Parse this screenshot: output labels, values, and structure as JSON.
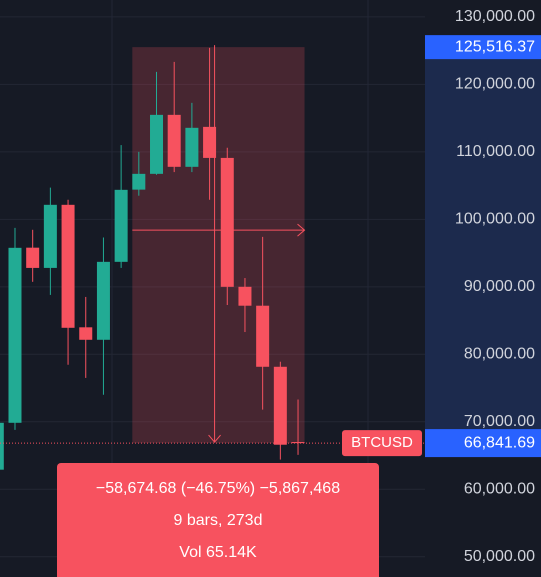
{
  "chart_data": {
    "type": "candlestick",
    "open": [
      62900,
      69850,
      95800,
      92800,
      102150,
      84000,
      82150,
      93700,
      104400,
      106740,
      115480,
      107780,
      113700,
      109100,
      90000,
      87200,
      78150,
      67000
    ],
    "high": [
      70500,
      98740,
      98450,
      104700,
      102900,
      88500,
      97300,
      111000,
      110000,
      121850,
      123330,
      117260,
      125400,
      110600,
      91300,
      97400,
      78900,
      73300
    ],
    "low": [
      60500,
      68800,
      90740,
      88800,
      78450,
      76500,
      74000,
      92800,
      103500,
      106600,
      107000,
      107000,
      102900,
      87300,
      83300,
      71800,
      64400,
      65100
    ],
    "close": [
      69850,
      95778,
      92800,
      102150,
      83926,
      82150,
      93700,
      104370,
      106740,
      115480,
      107780,
      113560,
      109100,
      90000,
      87200,
      78150,
      66600,
      66841.69
    ],
    "up_color": "#22ab94",
    "down_color": "#f7525f",
    "ylim": [
      47000,
      132500
    ],
    "yticks": [
      {
        "value": 130000,
        "label": "130,000.00"
      },
      {
        "value": 120000,
        "label": "120,000.00"
      },
      {
        "value": 110000,
        "label": "110,000.00"
      },
      {
        "value": 100000,
        "label": "100,000.00"
      },
      {
        "value": 90000,
        "label": "90,000.00"
      },
      {
        "value": 80000,
        "label": "80,000.00"
      },
      {
        "value": 70000,
        "label": "70,000.00"
      },
      {
        "value": 60000,
        "label": "60,000.00"
      },
      {
        "value": 50000,
        "label": "50,000.00"
      }
    ],
    "grid": true,
    "symbol": "BTCUSD",
    "last_price": {
      "value": 66841.69,
      "label": "66,841.69"
    },
    "range_high": {
      "value": 125516.37,
      "label": "125,516.37"
    },
    "measure": {
      "lines": [
        "−58,674.68 (−46.75%) −5,867,468",
        "9 bars, 273d",
        "Vol 65.14K"
      ]
    }
  }
}
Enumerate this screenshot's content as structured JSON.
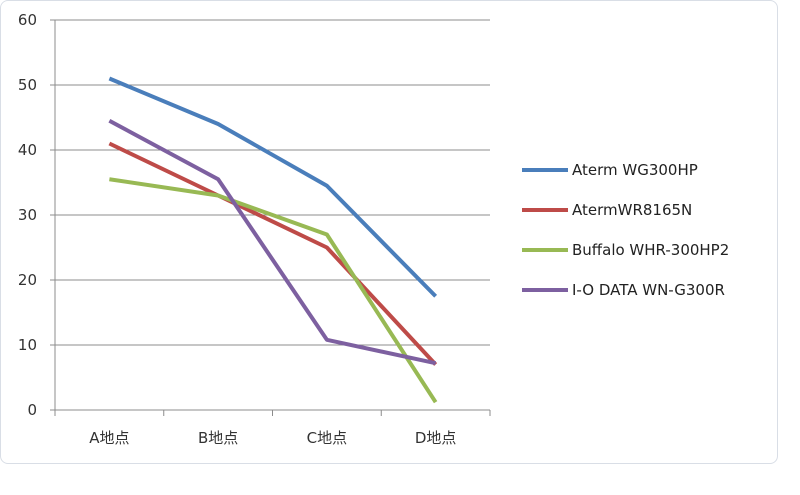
{
  "chart_data": {
    "type": "line",
    "title": "",
    "xlabel": "",
    "ylabel": "",
    "categories": [
      "A地点",
      "B地点",
      "C地点",
      "D地点"
    ],
    "ylim": [
      0,
      60
    ],
    "yticks": [
      0,
      10,
      20,
      30,
      40,
      50,
      60
    ],
    "grid": true,
    "legend_position": "right",
    "series": [
      {
        "name": "Aterm WG300HP",
        "color": "#4a7ebb",
        "values": [
          51,
          44,
          34.5,
          17.5
        ]
      },
      {
        "name": "AtermWR8165N",
        "color": "#be4b48",
        "values": [
          41,
          33,
          25,
          7
        ]
      },
      {
        "name": "Buffalo WHR-300HP2",
        "color": "#98b954",
        "values": [
          35.5,
          33,
          27,
          1.2
        ]
      },
      {
        "name": "I-O DATA WN-G300R",
        "color": "#7d60a0",
        "values": [
          44.5,
          35.5,
          10.8,
          7.2
        ]
      }
    ]
  }
}
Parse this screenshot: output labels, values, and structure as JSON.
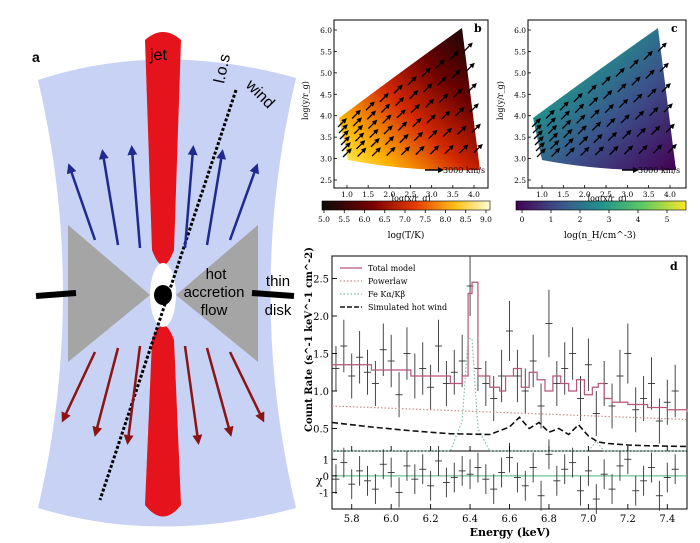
{
  "panel_a": {
    "letter": "a",
    "jet": "jet",
    "los": "l.o.s",
    "wind": "wind",
    "hot_flow": [
      "hot",
      "accretion",
      "flow"
    ],
    "thin_disk": [
      "thin",
      "disk"
    ],
    "colors": {
      "wind": "#c7d2f5",
      "jet": "#e5141c",
      "flow": "#a5a5a5",
      "up_arrows": "#1f2a8c",
      "down_arrows": "#8b1414"
    }
  },
  "panel_b": {
    "letter": "b",
    "y_label": "log(y/r_g)",
    "x_label": "log(x/r_g)",
    "y_ticks": [
      "2.5",
      "3.0",
      "3.5",
      "4.0",
      "4.5",
      "5.0",
      "5.5",
      "6.0"
    ],
    "x_ticks": [
      "1.0",
      "1.5",
      "2.0",
      "2.5",
      "3.0",
      "3.5",
      "4.0"
    ],
    "speed_label": "3000 km/s",
    "colorbar_ticks": [
      "5.0",
      "5.5",
      "6.0",
      "6.5",
      "7.0",
      "7.5",
      "8.0",
      "8.5",
      "9.0"
    ],
    "colorbar_label": "log(T/K)",
    "colormap": "hot"
  },
  "panel_c": {
    "letter": "c",
    "y_label": "log(y/r_g)",
    "x_label": "log(x/r_g)",
    "y_ticks": [
      "2.5",
      "3.0",
      "3.5",
      "4.0",
      "4.5",
      "5.0",
      "5.5",
      "6.0"
    ],
    "x_ticks": [
      "1.0",
      "1.5",
      "2.0",
      "2.5",
      "3.0",
      "3.5",
      "4.0"
    ],
    "speed_label": "3000 km/s",
    "colorbar_ticks": [
      "0",
      "1",
      "2",
      "3",
      "4",
      "5"
    ],
    "colorbar_label": "log(n_H/cm^-3)",
    "colormap": "viridis"
  },
  "panel_d": {
    "letter": "d",
    "y_label": "Count Rate (s^-1 keV^-1 cm^-2)",
    "resid_label": "χ",
    "x_label": "Energy (keV)",
    "legend": [
      {
        "label": "Total model",
        "color": "#b5567a",
        "style": "solid"
      },
      {
        "label": "Powerlaw",
        "color": "#c98a8a",
        "style": "dotted"
      },
      {
        "label": "Fe Kα/Kβ",
        "color": "#7fbf9f",
        "style": "dotted"
      },
      {
        "label": "Simulated hot wind",
        "color": "#111111",
        "style": "dashed"
      }
    ]
  },
  "chart_data": {
    "type": "line",
    "title": "",
    "xlabel": "Energy (keV)",
    "ylabel": "Count Rate (s^-1 keV^-1 cm^-2)",
    "xlim": [
      5.7,
      7.5
    ],
    "ylim": [
      0.2,
      2.8
    ],
    "x_ticks": [
      5.8,
      6.0,
      6.2,
      6.4,
      6.6,
      6.8,
      7.0,
      7.2,
      7.4
    ],
    "y_ticks": [
      0.5,
      1.0,
      1.5,
      2.0,
      2.5
    ],
    "resid_ylim": [
      -2,
      1.5
    ],
    "resid_ticks": [
      -1,
      0,
      1
    ],
    "grid": false,
    "legend_position": "top-left",
    "series": [
      {
        "name": "Total model",
        "x": [
          5.7,
          5.9,
          6.1,
          6.3,
          6.36,
          6.39,
          6.41,
          6.44,
          6.5,
          6.55,
          6.58,
          6.62,
          6.66,
          6.7,
          6.74,
          6.78,
          6.82,
          6.86,
          6.9,
          6.94,
          6.98,
          7.02,
          7.05,
          7.08,
          7.12,
          7.2,
          7.3,
          7.4,
          7.5
        ],
        "y": [
          1.35,
          1.28,
          1.2,
          1.1,
          1.2,
          2.3,
          2.45,
          1.2,
          1.05,
          1.0,
          1.2,
          1.3,
          1.05,
          1.25,
          1.15,
          1.0,
          1.2,
          1.1,
          1.0,
          1.15,
          0.95,
          1.05,
          1.1,
          0.9,
          0.85,
          0.82,
          0.78,
          0.75,
          0.72
        ]
      },
      {
        "name": "Powerlaw",
        "x": [
          5.7,
          7.5
        ],
        "y": [
          0.8,
          0.62
        ]
      },
      {
        "name": "Fe Kα/Kβ",
        "x": [
          5.7,
          6.3,
          6.36,
          6.39,
          6.41,
          6.44,
          6.5,
          7.0,
          7.04,
          7.08,
          7.5
        ],
        "y": [
          0.2,
          0.2,
          0.6,
          1.7,
          1.7,
          0.5,
          0.2,
          0.2,
          0.33,
          0.2,
          0.2
        ]
      },
      {
        "name": "Simulated hot wind",
        "x": [
          5.7,
          5.9,
          6.1,
          6.3,
          6.5,
          6.6,
          6.65,
          6.7,
          6.75,
          6.8,
          6.85,
          6.9,
          6.95,
          7.0,
          7.05,
          7.1,
          7.2,
          7.3,
          7.5
        ],
        "y": [
          0.58,
          0.52,
          0.47,
          0.43,
          0.42,
          0.52,
          0.65,
          0.5,
          0.58,
          0.45,
          0.5,
          0.42,
          0.55,
          0.4,
          0.32,
          0.3,
          0.28,
          0.27,
          0.26
        ]
      }
    ],
    "data_points": {
      "x": [
        5.72,
        5.76,
        5.8,
        5.84,
        5.88,
        5.92,
        5.96,
        6.0,
        6.04,
        6.08,
        6.12,
        6.16,
        6.2,
        6.24,
        6.28,
        6.32,
        6.36,
        6.4,
        6.44,
        6.48,
        6.52,
        6.56,
        6.6,
        6.64,
        6.68,
        6.72,
        6.76,
        6.8,
        6.84,
        6.88,
        6.92,
        6.96,
        7.0,
        7.04,
        7.08,
        7.12,
        7.16,
        7.2,
        7.24,
        7.28,
        7.32,
        7.36,
        7.4,
        7.44
      ],
      "y": [
        1.3,
        1.6,
        1.2,
        1.45,
        1.25,
        1.1,
        1.55,
        1.4,
        0.95,
        1.5,
        1.2,
        1.3,
        1.05,
        1.6,
        1.1,
        1.25,
        1.4,
        2.4,
        1.3,
        1.1,
        0.9,
        1.2,
        1.8,
        1.2,
        1.0,
        1.4,
        0.8,
        1.9,
        1.1,
        1.3,
        1.5,
        0.9,
        1.35,
        0.7,
        1.1,
        0.8,
        1.2,
        1.5,
        0.75,
        0.9,
        1.1,
        0.6,
        0.85,
        1.0
      ],
      "err": [
        0.3,
        0.35,
        0.3,
        0.35,
        0.3,
        0.3,
        0.35,
        0.35,
        0.3,
        0.35,
        0.3,
        0.35,
        0.3,
        0.35,
        0.3,
        0.3,
        0.35,
        0.4,
        0.3,
        0.3,
        0.3,
        0.35,
        0.4,
        0.35,
        0.3,
        0.35,
        0.3,
        0.45,
        0.3,
        0.35,
        0.35,
        0.3,
        0.35,
        0.3,
        0.3,
        0.3,
        0.35,
        0.4,
        0.3,
        0.3,
        0.35,
        0.3,
        0.3,
        0.35
      ]
    },
    "residuals": {
      "x": [
        5.72,
        5.76,
        5.8,
        5.84,
        5.88,
        5.92,
        5.96,
        6.0,
        6.04,
        6.08,
        6.12,
        6.16,
        6.2,
        6.24,
        6.28,
        6.32,
        6.36,
        6.4,
        6.44,
        6.48,
        6.52,
        6.56,
        6.6,
        6.64,
        6.68,
        6.72,
        6.76,
        6.8,
        6.84,
        6.88,
        6.92,
        6.96,
        7.0,
        7.04,
        7.08,
        7.12,
        7.16,
        7.2,
        7.24,
        7.28,
        7.32,
        7.36,
        7.4,
        7.44
      ],
      "y": [
        -0.2,
        0.8,
        -0.5,
        0.3,
        -0.3,
        -0.8,
        0.7,
        0.2,
        -1.0,
        0.6,
        -0.2,
        0.4,
        -0.6,
        0.9,
        -0.4,
        -0.1,
        0.3,
        0.1,
        0.5,
        -0.2,
        -0.8,
        0.2,
        1.1,
        -0.1,
        -0.6,
        0.5,
        -1.2,
        1.3,
        -0.3,
        0.4,
        0.8,
        -0.9,
        0.3,
        -1.4,
        0.1,
        -0.8,
        0.6,
        1.0,
        -0.9,
        -0.3,
        0.5,
        -1.2,
        -0.1,
        0.4
      ]
    }
  }
}
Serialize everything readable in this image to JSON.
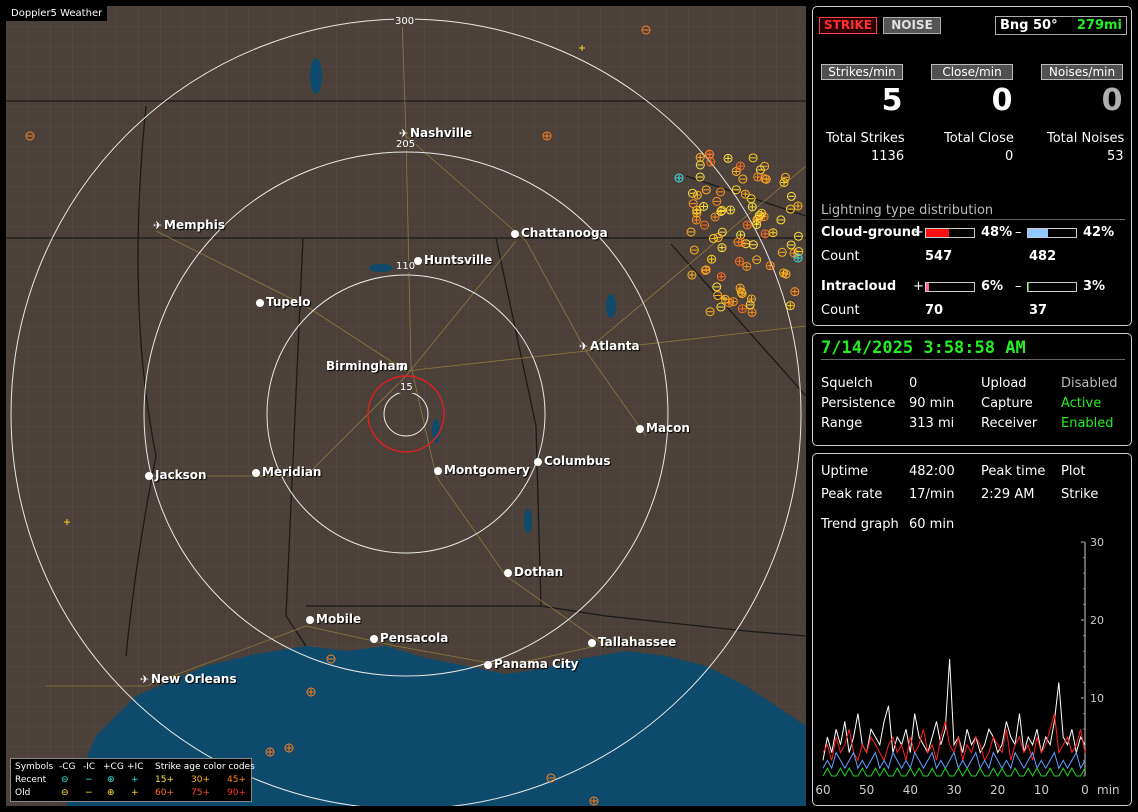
.....
*Task:* From the entries above, extract each line containing "style".

*Answer to this task:*
        "style": "solid"
        "style": "dotted"
        "style": "dotted"
        "style": "dashed"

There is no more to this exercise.